* WHAT IS NEEDED *
Copy the line with "What text is on this page?" and all lines following it through the last line of the entries, exactly as written.

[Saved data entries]
◇ ◇ ◇ ◇ ◇
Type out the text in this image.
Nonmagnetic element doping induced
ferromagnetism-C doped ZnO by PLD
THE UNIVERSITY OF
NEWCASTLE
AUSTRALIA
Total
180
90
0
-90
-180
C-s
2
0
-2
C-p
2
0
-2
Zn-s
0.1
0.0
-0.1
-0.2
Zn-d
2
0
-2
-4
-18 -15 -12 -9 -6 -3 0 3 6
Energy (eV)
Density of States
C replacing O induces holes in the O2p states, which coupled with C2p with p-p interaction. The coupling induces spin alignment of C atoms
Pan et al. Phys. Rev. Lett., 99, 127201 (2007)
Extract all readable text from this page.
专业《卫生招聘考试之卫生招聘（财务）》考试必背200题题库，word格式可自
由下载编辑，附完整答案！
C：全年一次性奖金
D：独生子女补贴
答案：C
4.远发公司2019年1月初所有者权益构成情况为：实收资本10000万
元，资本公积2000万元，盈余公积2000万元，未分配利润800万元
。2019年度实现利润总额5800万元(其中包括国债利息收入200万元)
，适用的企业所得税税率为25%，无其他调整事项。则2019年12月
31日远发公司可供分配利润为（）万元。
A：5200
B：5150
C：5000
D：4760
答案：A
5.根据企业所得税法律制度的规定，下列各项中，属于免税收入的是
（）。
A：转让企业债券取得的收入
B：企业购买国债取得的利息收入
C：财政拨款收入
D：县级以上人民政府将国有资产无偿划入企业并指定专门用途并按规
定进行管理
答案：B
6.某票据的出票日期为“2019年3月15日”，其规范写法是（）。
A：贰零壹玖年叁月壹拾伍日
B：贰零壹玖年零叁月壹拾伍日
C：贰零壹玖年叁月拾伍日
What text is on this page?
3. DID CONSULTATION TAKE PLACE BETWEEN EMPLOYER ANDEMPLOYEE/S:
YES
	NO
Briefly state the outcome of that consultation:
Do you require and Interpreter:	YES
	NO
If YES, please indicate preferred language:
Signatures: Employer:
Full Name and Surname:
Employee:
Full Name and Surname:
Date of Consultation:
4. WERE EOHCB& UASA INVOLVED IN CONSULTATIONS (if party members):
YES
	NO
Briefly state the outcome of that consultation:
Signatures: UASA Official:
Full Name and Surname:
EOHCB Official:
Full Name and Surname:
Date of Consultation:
◇ ◇ ◇ ◇ ◇
* COMPLETED TASK *
What text is on this page?
3. DID CONSULTATION TAKE PLACE BETWEEN EMPLOYER ANDEMPLOYEE/S:
YES
	NO
Briefly state the outcome of that consultation:
Do you require and Interpreter:	YES
	NO
If YES, please indicate preferred language:
Signatures: Employer:
Full Name and Surname:
Employee:
Full Name and Surname:
Date of Consultation:
4. WERE EOHCB& UASA INVOLVED IN CONSULTATIONS (if party members):
YES
	NO
Briefly state the outcome of that consultation:
Signatures: UASA Official:
Full Name and Surname:
EOHCB Official:
Full Name and Surname:
Date of Consultation:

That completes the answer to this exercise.